_EXERCISE BRIEF_
Search the material for the string "ylabel" and copy each line where it occurs.

_PROVIDED RECORDS_
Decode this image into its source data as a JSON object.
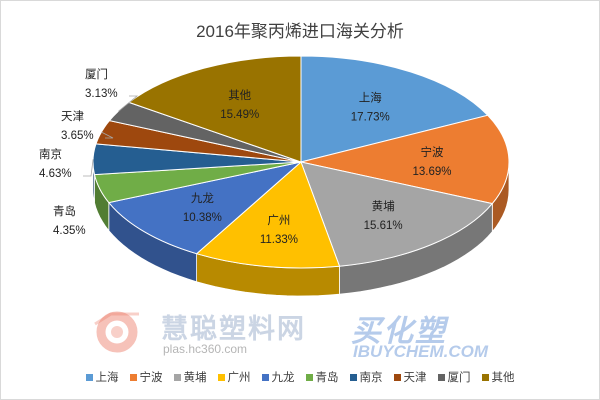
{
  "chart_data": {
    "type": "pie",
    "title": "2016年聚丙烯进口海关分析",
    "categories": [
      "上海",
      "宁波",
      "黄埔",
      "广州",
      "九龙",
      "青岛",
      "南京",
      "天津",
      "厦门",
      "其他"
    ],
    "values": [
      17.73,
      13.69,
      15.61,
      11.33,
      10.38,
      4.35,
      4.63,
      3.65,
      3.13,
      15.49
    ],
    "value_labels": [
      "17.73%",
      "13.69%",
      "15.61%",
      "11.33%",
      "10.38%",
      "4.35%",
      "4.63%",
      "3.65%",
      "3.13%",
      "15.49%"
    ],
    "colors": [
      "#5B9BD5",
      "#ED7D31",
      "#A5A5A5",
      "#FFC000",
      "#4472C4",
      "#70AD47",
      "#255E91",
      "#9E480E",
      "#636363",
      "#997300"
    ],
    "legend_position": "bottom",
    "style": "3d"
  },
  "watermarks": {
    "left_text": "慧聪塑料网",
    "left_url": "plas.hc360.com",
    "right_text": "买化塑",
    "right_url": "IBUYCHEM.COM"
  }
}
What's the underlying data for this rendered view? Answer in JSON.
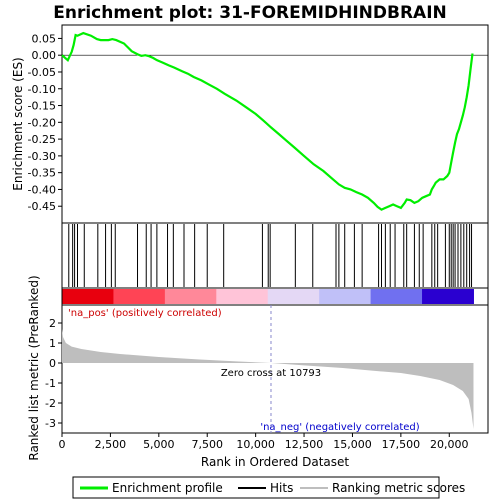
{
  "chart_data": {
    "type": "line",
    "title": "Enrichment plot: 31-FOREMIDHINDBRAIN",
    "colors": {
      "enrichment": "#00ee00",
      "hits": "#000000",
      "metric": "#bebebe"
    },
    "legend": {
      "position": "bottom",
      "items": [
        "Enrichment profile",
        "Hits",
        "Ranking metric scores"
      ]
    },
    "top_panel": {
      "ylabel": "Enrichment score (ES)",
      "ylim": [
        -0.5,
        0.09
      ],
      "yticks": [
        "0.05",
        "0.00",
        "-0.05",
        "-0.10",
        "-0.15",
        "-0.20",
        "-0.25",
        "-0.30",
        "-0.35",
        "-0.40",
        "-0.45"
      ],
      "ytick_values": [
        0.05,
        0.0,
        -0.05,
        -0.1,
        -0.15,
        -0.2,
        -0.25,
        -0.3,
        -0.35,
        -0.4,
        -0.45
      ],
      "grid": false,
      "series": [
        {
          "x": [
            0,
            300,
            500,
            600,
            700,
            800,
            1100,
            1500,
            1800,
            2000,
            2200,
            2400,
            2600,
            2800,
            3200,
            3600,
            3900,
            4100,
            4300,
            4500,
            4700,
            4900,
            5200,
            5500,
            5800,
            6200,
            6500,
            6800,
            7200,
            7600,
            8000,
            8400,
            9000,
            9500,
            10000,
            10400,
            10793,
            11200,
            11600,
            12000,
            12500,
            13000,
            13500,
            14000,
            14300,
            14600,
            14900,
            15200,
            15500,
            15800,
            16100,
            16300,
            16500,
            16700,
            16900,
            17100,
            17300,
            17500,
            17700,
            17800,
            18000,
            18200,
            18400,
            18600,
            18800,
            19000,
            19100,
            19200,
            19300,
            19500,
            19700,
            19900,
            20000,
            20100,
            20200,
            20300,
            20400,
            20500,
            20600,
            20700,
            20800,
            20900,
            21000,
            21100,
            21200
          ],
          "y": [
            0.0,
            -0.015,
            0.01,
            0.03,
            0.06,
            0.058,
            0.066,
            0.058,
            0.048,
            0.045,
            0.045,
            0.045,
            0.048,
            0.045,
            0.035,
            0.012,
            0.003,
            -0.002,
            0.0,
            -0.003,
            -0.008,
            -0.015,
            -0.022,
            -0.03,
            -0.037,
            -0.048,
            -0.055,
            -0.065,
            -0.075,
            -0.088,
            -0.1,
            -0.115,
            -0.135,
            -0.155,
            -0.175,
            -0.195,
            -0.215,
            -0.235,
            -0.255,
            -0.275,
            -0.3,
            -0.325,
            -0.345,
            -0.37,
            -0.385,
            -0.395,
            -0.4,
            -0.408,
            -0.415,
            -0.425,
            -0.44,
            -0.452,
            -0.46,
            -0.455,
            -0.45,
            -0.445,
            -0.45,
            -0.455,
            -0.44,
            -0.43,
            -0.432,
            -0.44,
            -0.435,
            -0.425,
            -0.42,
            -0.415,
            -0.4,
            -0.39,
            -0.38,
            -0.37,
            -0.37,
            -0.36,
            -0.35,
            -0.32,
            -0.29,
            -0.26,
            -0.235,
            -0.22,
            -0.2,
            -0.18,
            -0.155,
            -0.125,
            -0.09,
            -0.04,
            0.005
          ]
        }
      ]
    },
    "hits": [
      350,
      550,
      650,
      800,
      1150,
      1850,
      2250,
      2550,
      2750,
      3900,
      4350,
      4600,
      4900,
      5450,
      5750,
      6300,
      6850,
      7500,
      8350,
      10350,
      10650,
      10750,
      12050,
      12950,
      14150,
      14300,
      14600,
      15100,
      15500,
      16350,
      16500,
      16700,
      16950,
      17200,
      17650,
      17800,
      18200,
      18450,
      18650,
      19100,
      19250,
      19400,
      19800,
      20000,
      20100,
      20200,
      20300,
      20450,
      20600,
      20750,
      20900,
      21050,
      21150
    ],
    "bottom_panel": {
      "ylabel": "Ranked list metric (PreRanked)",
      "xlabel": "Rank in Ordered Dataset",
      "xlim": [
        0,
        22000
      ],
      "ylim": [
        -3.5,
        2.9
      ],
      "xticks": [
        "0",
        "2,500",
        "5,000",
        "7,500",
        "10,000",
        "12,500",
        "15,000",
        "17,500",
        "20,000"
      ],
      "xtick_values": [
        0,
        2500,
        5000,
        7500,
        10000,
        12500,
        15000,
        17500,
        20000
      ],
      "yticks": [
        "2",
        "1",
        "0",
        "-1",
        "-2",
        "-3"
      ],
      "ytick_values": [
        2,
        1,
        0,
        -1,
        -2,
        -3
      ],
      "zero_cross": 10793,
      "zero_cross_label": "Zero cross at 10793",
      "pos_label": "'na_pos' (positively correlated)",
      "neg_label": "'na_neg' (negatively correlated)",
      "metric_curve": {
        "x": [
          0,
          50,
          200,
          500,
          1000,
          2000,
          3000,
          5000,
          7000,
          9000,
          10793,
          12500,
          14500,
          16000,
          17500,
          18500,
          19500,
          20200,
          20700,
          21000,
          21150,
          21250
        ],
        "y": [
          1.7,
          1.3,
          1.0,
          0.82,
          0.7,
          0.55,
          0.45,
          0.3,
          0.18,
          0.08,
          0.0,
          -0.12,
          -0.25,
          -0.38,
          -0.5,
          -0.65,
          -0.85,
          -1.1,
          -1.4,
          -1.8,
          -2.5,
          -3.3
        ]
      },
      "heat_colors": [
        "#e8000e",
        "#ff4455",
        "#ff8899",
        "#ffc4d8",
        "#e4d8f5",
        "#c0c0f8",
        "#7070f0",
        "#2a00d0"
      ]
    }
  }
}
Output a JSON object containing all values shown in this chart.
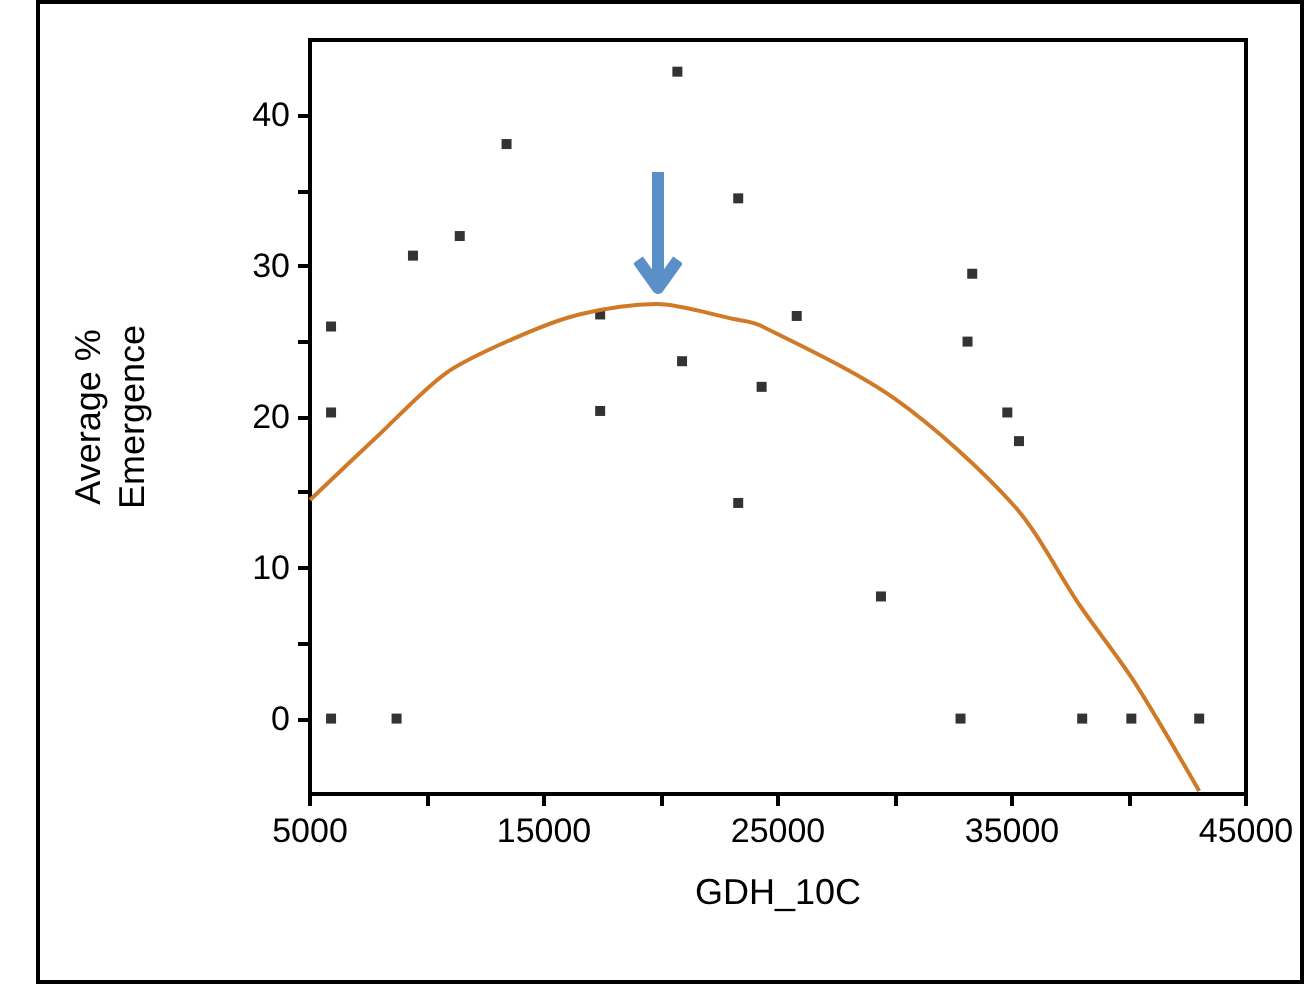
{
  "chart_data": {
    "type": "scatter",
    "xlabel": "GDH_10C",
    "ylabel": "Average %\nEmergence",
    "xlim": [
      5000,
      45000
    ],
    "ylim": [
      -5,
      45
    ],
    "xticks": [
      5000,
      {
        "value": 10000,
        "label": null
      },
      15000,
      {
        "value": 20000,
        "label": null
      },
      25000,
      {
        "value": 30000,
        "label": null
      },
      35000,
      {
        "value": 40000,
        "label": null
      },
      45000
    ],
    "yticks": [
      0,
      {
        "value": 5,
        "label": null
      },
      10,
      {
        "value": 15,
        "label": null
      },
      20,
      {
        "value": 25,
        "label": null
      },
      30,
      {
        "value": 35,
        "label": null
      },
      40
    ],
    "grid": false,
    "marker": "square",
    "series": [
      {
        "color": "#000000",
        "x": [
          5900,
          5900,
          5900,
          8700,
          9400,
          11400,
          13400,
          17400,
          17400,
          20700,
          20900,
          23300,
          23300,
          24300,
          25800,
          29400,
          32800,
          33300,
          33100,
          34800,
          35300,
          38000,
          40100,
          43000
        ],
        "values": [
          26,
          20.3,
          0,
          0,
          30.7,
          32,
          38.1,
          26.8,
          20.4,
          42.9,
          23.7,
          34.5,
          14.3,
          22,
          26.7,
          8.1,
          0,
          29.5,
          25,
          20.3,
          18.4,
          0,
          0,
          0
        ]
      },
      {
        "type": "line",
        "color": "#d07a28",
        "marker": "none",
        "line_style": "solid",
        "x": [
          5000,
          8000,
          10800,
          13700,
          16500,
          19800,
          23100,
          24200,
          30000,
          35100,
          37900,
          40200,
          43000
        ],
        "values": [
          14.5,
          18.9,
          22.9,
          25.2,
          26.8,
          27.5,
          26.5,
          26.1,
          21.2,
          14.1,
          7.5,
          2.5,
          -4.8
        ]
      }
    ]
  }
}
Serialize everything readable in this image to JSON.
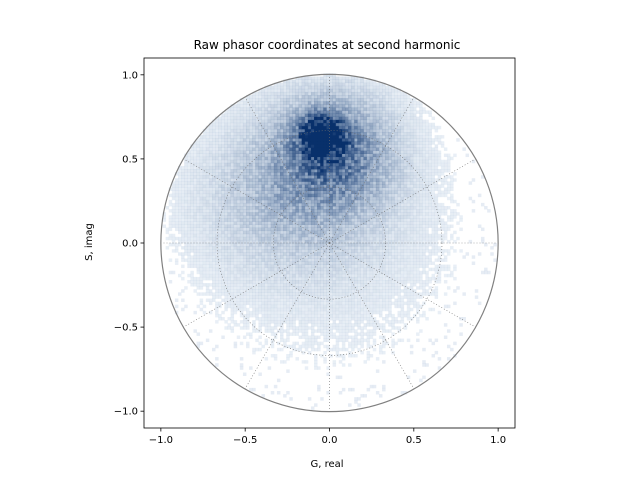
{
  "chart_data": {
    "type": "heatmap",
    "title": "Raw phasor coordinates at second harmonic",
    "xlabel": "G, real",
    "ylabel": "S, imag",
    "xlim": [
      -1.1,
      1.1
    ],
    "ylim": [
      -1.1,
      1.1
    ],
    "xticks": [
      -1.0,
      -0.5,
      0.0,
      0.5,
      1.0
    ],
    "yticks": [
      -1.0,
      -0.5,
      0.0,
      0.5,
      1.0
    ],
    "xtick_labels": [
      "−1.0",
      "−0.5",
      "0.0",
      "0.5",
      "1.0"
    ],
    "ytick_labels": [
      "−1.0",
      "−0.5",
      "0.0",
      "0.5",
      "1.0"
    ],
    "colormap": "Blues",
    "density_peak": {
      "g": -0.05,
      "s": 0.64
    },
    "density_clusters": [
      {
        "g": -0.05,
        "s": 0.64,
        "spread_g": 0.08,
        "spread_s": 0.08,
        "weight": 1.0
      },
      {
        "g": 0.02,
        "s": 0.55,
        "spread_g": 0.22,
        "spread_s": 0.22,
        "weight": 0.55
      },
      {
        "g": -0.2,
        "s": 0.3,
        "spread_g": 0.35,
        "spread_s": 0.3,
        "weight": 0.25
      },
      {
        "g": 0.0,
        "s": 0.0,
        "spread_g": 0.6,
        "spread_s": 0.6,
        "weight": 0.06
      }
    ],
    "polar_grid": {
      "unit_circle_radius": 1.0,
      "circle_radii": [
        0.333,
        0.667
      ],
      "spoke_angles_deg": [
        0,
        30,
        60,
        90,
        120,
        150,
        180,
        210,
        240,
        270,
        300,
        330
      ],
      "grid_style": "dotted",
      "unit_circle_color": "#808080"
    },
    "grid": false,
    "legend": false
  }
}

_WORKED SOLUTION_
      "ylabel": "Enrichment score (ES)",
      "ylabel": "Ranked list metric (PreRanked)",
    "ylabel": "Average %\nEmergence",
    "ylabel": "S, imag",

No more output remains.